To do
List every line below containing "Maschine".

Entries from a visual dataset
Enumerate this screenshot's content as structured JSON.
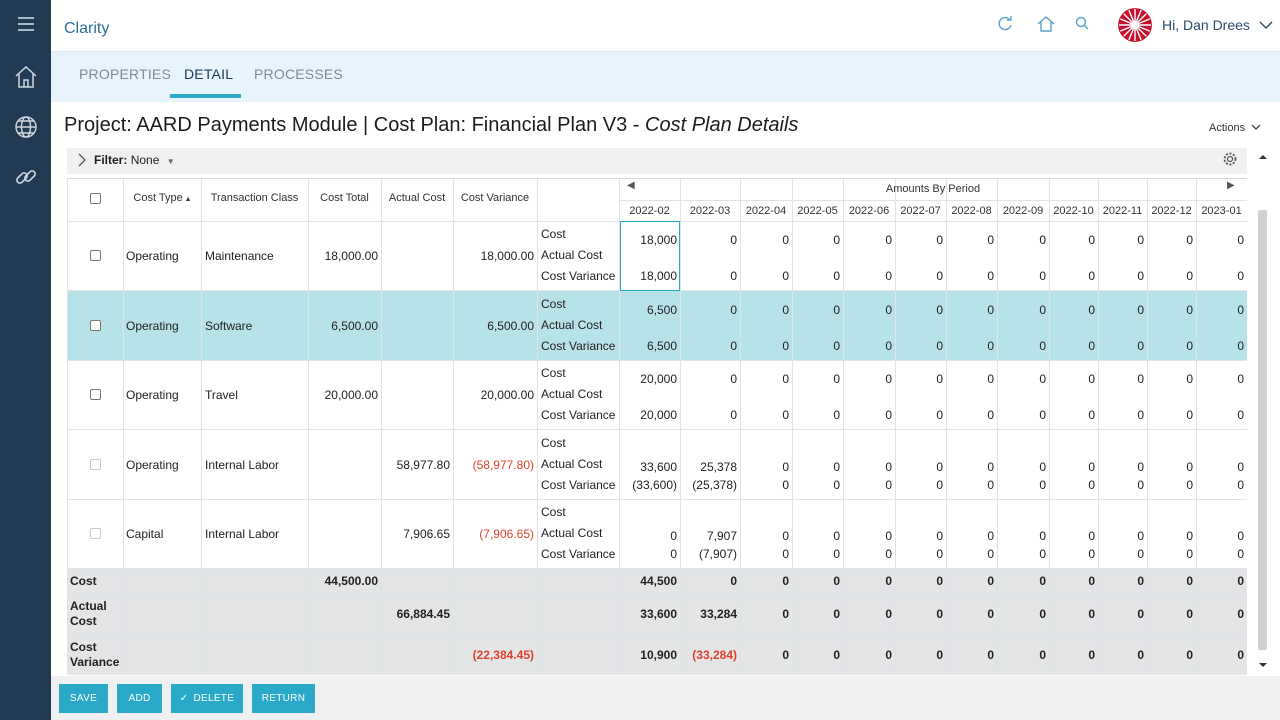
{
  "app": {
    "brand": "Clarity",
    "greeting": "Hi, Dan Drees"
  },
  "tabs": [
    {
      "label": "PROPERTIES"
    },
    {
      "label": "DETAIL"
    },
    {
      "label": "PROCESSES"
    }
  ],
  "page": {
    "title_main": "Project: AARD Payments Module | Cost Plan: Financial Plan V3 - ",
    "title_em": "Cost Plan Details",
    "actions_label": "Actions"
  },
  "filter": {
    "label": "Filter:",
    "value": "None"
  },
  "grid": {
    "columns": {
      "cost_type": "Cost Type",
      "transaction_class": "Transaction Class",
      "cost_total": "Cost Total",
      "actual_cost": "Actual Cost",
      "cost_variance": "Cost Variance",
      "amounts_by_period": "Amounts By Period"
    },
    "periods": [
      "2022-02",
      "2022-03",
      "2022-04",
      "2022-05",
      "2022-06",
      "2022-07",
      "2022-08",
      "2022-09",
      "2022-10",
      "2022-11",
      "2022-12",
      "2023-01"
    ],
    "metric_labels": {
      "cost": "Cost",
      "actual": "Actual Cost",
      "variance": "Cost Variance"
    },
    "rows": [
      {
        "cost_type": "Operating",
        "transaction_class": "Maintenance",
        "cost_total": "18,000.00",
        "actual_cost": "",
        "cost_variance": "18,000.00",
        "cost": [
          "18,000",
          "0",
          "0",
          "0",
          "0",
          "0",
          "0",
          "0",
          "0",
          "0",
          "0",
          "0"
        ],
        "actual": null,
        "variance": [
          "18,000",
          "0",
          "0",
          "0",
          "0",
          "0",
          "0",
          "0",
          "0",
          "0",
          "0",
          "0"
        ]
      },
      {
        "cost_type": "Operating",
        "transaction_class": "Software",
        "cost_total": "6,500.00",
        "actual_cost": "",
        "cost_variance": "6,500.00",
        "cost": [
          "6,500",
          "0",
          "0",
          "0",
          "0",
          "0",
          "0",
          "0",
          "0",
          "0",
          "0",
          "0"
        ],
        "actual": null,
        "variance": [
          "6,500",
          "0",
          "0",
          "0",
          "0",
          "0",
          "0",
          "0",
          "0",
          "0",
          "0",
          "0"
        ]
      },
      {
        "cost_type": "Operating",
        "transaction_class": "Travel",
        "cost_total": "20,000.00",
        "actual_cost": "",
        "cost_variance": "20,000.00",
        "cost": [
          "20,000",
          "0",
          "0",
          "0",
          "0",
          "0",
          "0",
          "0",
          "0",
          "0",
          "0",
          "0"
        ],
        "actual": null,
        "variance": [
          "20,000",
          "0",
          "0",
          "0",
          "0",
          "0",
          "0",
          "0",
          "0",
          "0",
          "0",
          "0"
        ]
      },
      {
        "cost_type": "Operating",
        "transaction_class": "Internal Labor",
        "cost_total": "",
        "actual_cost": "58,977.80",
        "cost_variance": "(58,977.80)",
        "cost": null,
        "actual": [
          "33,600",
          "25,378",
          "0",
          "0",
          "0",
          "0",
          "0",
          "0",
          "0",
          "0",
          "0",
          "0"
        ],
        "variance": [
          "(33,600)",
          "(25,378)",
          "0",
          "0",
          "0",
          "0",
          "0",
          "0",
          "0",
          "0",
          "0",
          "0"
        ]
      },
      {
        "cost_type": "Capital",
        "transaction_class": "Internal Labor",
        "cost_total": "",
        "actual_cost": "7,906.65",
        "cost_variance": "(7,906.65)",
        "cost": null,
        "actual": [
          "0",
          "7,907",
          "0",
          "0",
          "0",
          "0",
          "0",
          "0",
          "0",
          "0",
          "0",
          "0"
        ],
        "variance": [
          "0",
          "(7,907)",
          "0",
          "0",
          "0",
          "0",
          "0",
          "0",
          "0",
          "0",
          "0",
          "0"
        ]
      }
    ],
    "totals": [
      {
        "label": "Cost",
        "col_total": "44,500.00",
        "col_key": "cost_total",
        "values": [
          "44,500",
          "0",
          "0",
          "0",
          "0",
          "0",
          "0",
          "0",
          "0",
          "0",
          "0",
          "0"
        ]
      },
      {
        "label": "Actual Cost",
        "col_total": "66,884.45",
        "col_key": "actual_cost",
        "values": [
          "33,600",
          "33,284",
          "0",
          "0",
          "0",
          "0",
          "0",
          "0",
          "0",
          "0",
          "0",
          "0"
        ]
      },
      {
        "label": "Cost Variance",
        "col_total": "(22,384.45)",
        "col_key": "cost_variance",
        "values": [
          "10,900",
          "(33,284)",
          "0",
          "0",
          "0",
          "0",
          "0",
          "0",
          "0",
          "0",
          "0",
          "0"
        ]
      }
    ]
  },
  "buttons": {
    "save": "SAVE",
    "add": "ADD",
    "delete": "DELETE",
    "return": "RETURN"
  },
  "colors": {
    "accent": "#2aa9c9",
    "rail": "#223a52",
    "negative": "#e0412f",
    "selected_row": "#b7e2e8"
  }
}
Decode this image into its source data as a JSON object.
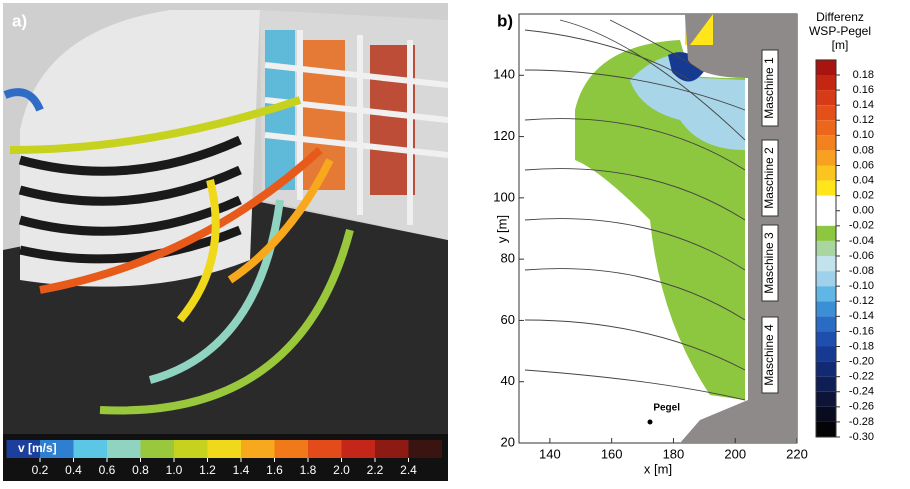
{
  "panel_a": {
    "label": "a)",
    "colorbar": {
      "title": "v [m/s]",
      "ticks": [
        0.2,
        0.4,
        0.6,
        0.8,
        {
          "value": 1,
          "label": "1.0"
        },
        1.2,
        1.4,
        1.6,
        1.8,
        {
          "value": 2,
          "label": "2.0"
        },
        2.2,
        2.4
      ],
      "colors": [
        "#1c3f9e",
        "#2f7fd0",
        "#5cc6e6",
        "#8fd3c0",
        "#9ac83c",
        "#c6d21e",
        "#f0d81a",
        "#f7a81c",
        "#f07a1a",
        "#e44b1a",
        "#c4261a",
        "#8e1a14",
        "#3a1410"
      ]
    }
  },
  "panel_b": {
    "label": "b)",
    "x_label": "x [m]",
    "y_label": "y [m]",
    "xlim": [
      130,
      220
    ],
    "xticks": [
      140,
      160,
      180,
      200,
      220
    ],
    "ylim": [
      20,
      160
    ],
    "yticks": [
      20,
      40,
      60,
      80,
      100,
      120,
      140
    ],
    "machines": [
      "Maschine 1",
      "Maschine 2",
      "Maschine 3",
      "Maschine 4"
    ],
    "gauge": "Pegel",
    "colorbar": {
      "title": [
        "Differenz",
        "WSP-Pegel",
        "[m]"
      ],
      "ticks": [
        0.18,
        0.16,
        0.14,
        0.12,
        {
          "value": 0.1,
          "label": "0.10"
        },
        0.08,
        0.06,
        0.04,
        0.02,
        {
          "value": 0,
          "label": "0.00"
        },
        -0.02,
        -0.04,
        -0.06,
        -0.08,
        {
          "value": -0.1,
          "label": "-0.10"
        },
        -0.12,
        -0.14,
        -0.16,
        -0.18,
        {
          "value": -0.2,
          "label": "-0.20"
        },
        -0.22,
        -0.24,
        -0.26,
        -0.28,
        {
          "value": -0.3,
          "label": "-0.30"
        }
      ],
      "colors": [
        "#a8140f",
        "#c42612",
        "#d63a16",
        "#e4501a",
        "#ec661c",
        "#f3821e",
        "#f8a020",
        "#fbc41e",
        "#ffe51a",
        "#ffffff",
        "#ffffff",
        "#8dc63f",
        "#a8d5a0",
        "#c3e3ec",
        "#9fd2ea",
        "#62b6e6",
        "#3b8fd6",
        "#2a6cc4",
        "#1e4fae",
        "#163a92",
        "#122a74",
        "#101e56",
        "#0d1438",
        "#090c1e",
        "#040406"
      ]
    }
  }
}
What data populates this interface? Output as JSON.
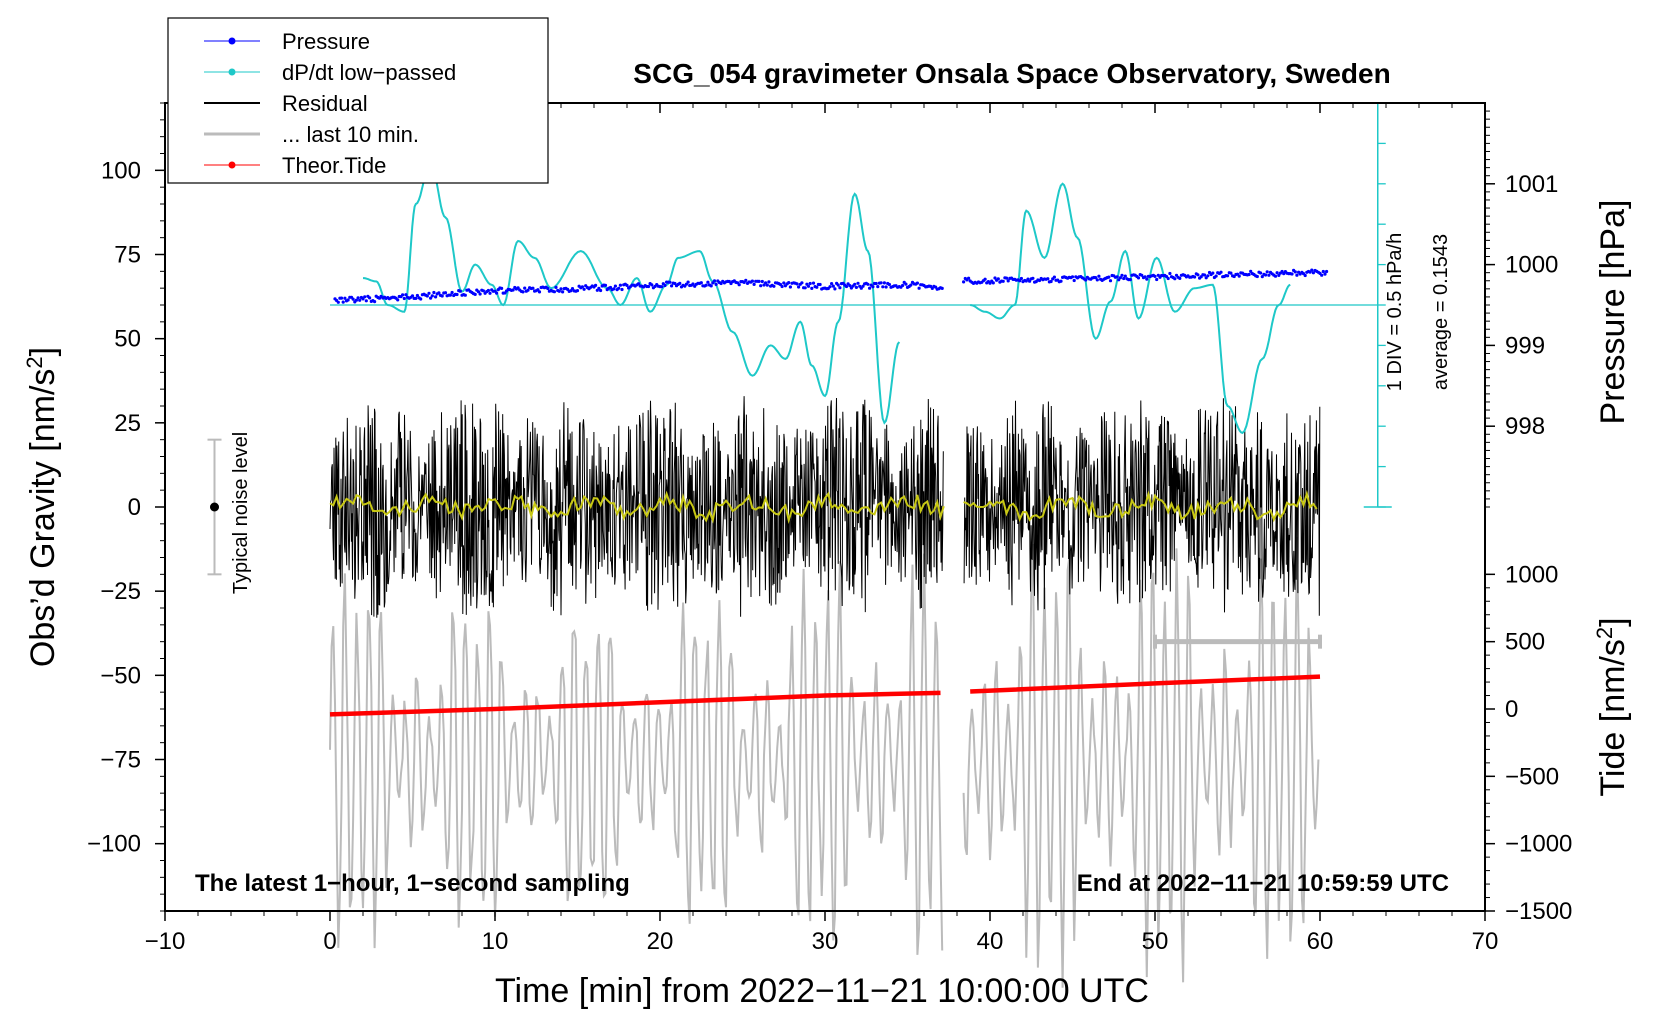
{
  "chart_data": {
    "type": "line",
    "title": "SCG_054 gravimeter Onsala Space Observatory, Sweden",
    "xlabel": "Time [min] from 2022−11−21 10:00:00 UTC",
    "ylabel_main": "Obs’d Gravity [nm/s",
    "ylabel_main_sup": "2",
    "ylabel_main_close": "]",
    "ylabel_pressure": "Pressure [hPa]",
    "ylabel_tide": "Tide [nm/s",
    "ylabel_tide_sup": "2",
    "ylabel_tide_close": "]",
    "xlim": [
      -10,
      70
    ],
    "ylim": [
      -120,
      120
    ],
    "x_ticks": [
      {
        "value": -10,
        "label": "−10"
      },
      {
        "value": 0,
        "label": "0"
      },
      {
        "value": 10,
        "label": "10"
      },
      {
        "value": 20,
        "label": "20"
      },
      {
        "value": 30,
        "label": "30"
      },
      {
        "value": 40,
        "label": "40"
      },
      {
        "value": 50,
        "label": "50"
      },
      {
        "value": 60,
        "label": "60"
      },
      {
        "value": 70,
        "label": "70"
      }
    ],
    "y_ticks": [
      {
        "value": 100,
        "label": "100"
      },
      {
        "value": 75,
        "label": "75"
      },
      {
        "value": 50,
        "label": "50"
      },
      {
        "value": 25,
        "label": "25"
      },
      {
        "value": 0,
        "label": "0"
      },
      {
        "value": -25,
        "label": "−25"
      },
      {
        "value": -50,
        "label": "−50"
      },
      {
        "value": -75,
        "label": "−75"
      },
      {
        "value": -100,
        "label": "−100"
      }
    ],
    "pressure_axis": {
      "range": [
        997.0,
        1002.0
      ],
      "anchor_value": 997.0,
      "anchor_gravity": 0,
      "gravity_per_hPa": 24,
      "ticks": [
        {
          "value": 1001,
          "label": "1001"
        },
        {
          "value": 1000,
          "label": "1000"
        },
        {
          "value": 999,
          "label": "999"
        },
        {
          "value": 998,
          "label": "998"
        }
      ]
    },
    "tide_axis": {
      "anchor_value": 0,
      "anchor_gravity": -60,
      "gravity_per_unit": 0.04,
      "ticks": [
        {
          "value": 1000,
          "label": "1000"
        },
        {
          "value": 500,
          "label": "500"
        },
        {
          "value": 0,
          "label": "0"
        },
        {
          "value": -500,
          "label": "−500"
        },
        {
          "value": -1000,
          "label": "−1000"
        },
        {
          "value": -1500,
          "label": "−1500"
        }
      ]
    },
    "gap": [
      37.2,
      38.4
    ],
    "series": [
      {
        "name": "Pressure",
        "color": "#0000ff",
        "axis": "pressure",
        "x": [
          0,
          5,
          10,
          15,
          20,
          25,
          30,
          35,
          37,
          38.6,
          45,
          50,
          55,
          60
        ],
        "y": [
          999.55,
          999.6,
          999.68,
          999.7,
          999.75,
          999.78,
          999.73,
          999.75,
          999.72,
          999.8,
          999.82,
          999.85,
          999.88,
          999.9
        ]
      },
      {
        "name": "dP/dt low−passed",
        "color": "#1ec8c8",
        "axis": "gravity",
        "baseline": 60,
        "x": [
          2,
          2.8,
          3.5,
          4.5,
          5.2,
          6.1,
          7,
          8,
          8.8,
          9.8,
          10.5,
          11.4,
          12.4,
          13.4,
          15.2,
          16.8,
          17.6,
          18.6,
          19.4,
          20.4,
          21.1,
          22.4,
          23.2,
          24.4,
          25.6,
          26.7,
          27.6,
          28.5,
          29.2,
          30,
          30.8,
          31.8,
          32.6,
          33.6,
          34.5
        ],
        "y": [
          68,
          67,
          60,
          58,
          90,
          102,
          86,
          64,
          72,
          66,
          60,
          79,
          74,
          65,
          76,
          65,
          60,
          68,
          58,
          66,
          74,
          76,
          67,
          52,
          39,
          48,
          44,
          55,
          42,
          33,
          55,
          93,
          76,
          25,
          49
        ],
        "x2": [
          38.8,
          39.7,
          40.6,
          41.5,
          42.2,
          43.3,
          44.4,
          45.3,
          46.4,
          47.3,
          48.2,
          49,
          50.1,
          51.2,
          52.4,
          53.5,
          54.4,
          55.3,
          56.5,
          57.5,
          58.2
        ],
        "y2": [
          60,
          58,
          56,
          60,
          88,
          74,
          96,
          80,
          50,
          61,
          76,
          56,
          74,
          58,
          65,
          66,
          30,
          22,
          44,
          60,
          66
        ]
      },
      {
        "name": "Residual",
        "color": "#000000",
        "axis": "gravity",
        "x": [
          0,
          60
        ],
        "y": [
          0,
          0
        ]
      },
      {
        "name": "... last 10 min.",
        "color": "#bbbbbb",
        "axis": "gravity",
        "x": [
          50,
          60
        ],
        "y": [
          -40,
          -40
        ]
      },
      {
        "name": "Theor.Tide",
        "color": "#ff0000",
        "axis": "tide",
        "x": [
          0,
          10,
          20,
          30,
          37,
          38.8,
          50,
          60
        ],
        "y": [
          -40,
          0,
          50,
          100,
          120,
          130,
          190,
          240
        ]
      }
    ],
    "noise_bar": {
      "x": -7,
      "center": 0,
      "half_range": 20,
      "label": "Typical noise level"
    },
    "pressure_scale_labels": [
      "1 DIV = 0.5 hPa/h",
      "average = 0.1543"
    ],
    "annotations": {
      "bottom_left": "The latest 1−hour, 1−second sampling",
      "bottom_right": "End at 2022−11−21 10:59:59 UTC"
    },
    "legend": {
      "position": "top-left",
      "entries": [
        {
          "label": "Pressure",
          "color": "#0000ff",
          "marker": true,
          "width": 1
        },
        {
          "label": "dP/dt low−passed",
          "color": "#1ec8c8",
          "marker": true,
          "width": 1
        },
        {
          "label": "Residual",
          "color": "#000000",
          "marker": false,
          "width": 2
        },
        {
          "label": "... last 10 min.",
          "color": "#bbbbbb",
          "marker": false,
          "width": 3
        },
        {
          "label": "Theor.Tide",
          "color": "#ff0000",
          "marker": true,
          "width": 1
        }
      ]
    }
  }
}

Exercise response
      "Maschine 1",
      "Maschine 2",
      "Maschine 3",
      "Maschine 4"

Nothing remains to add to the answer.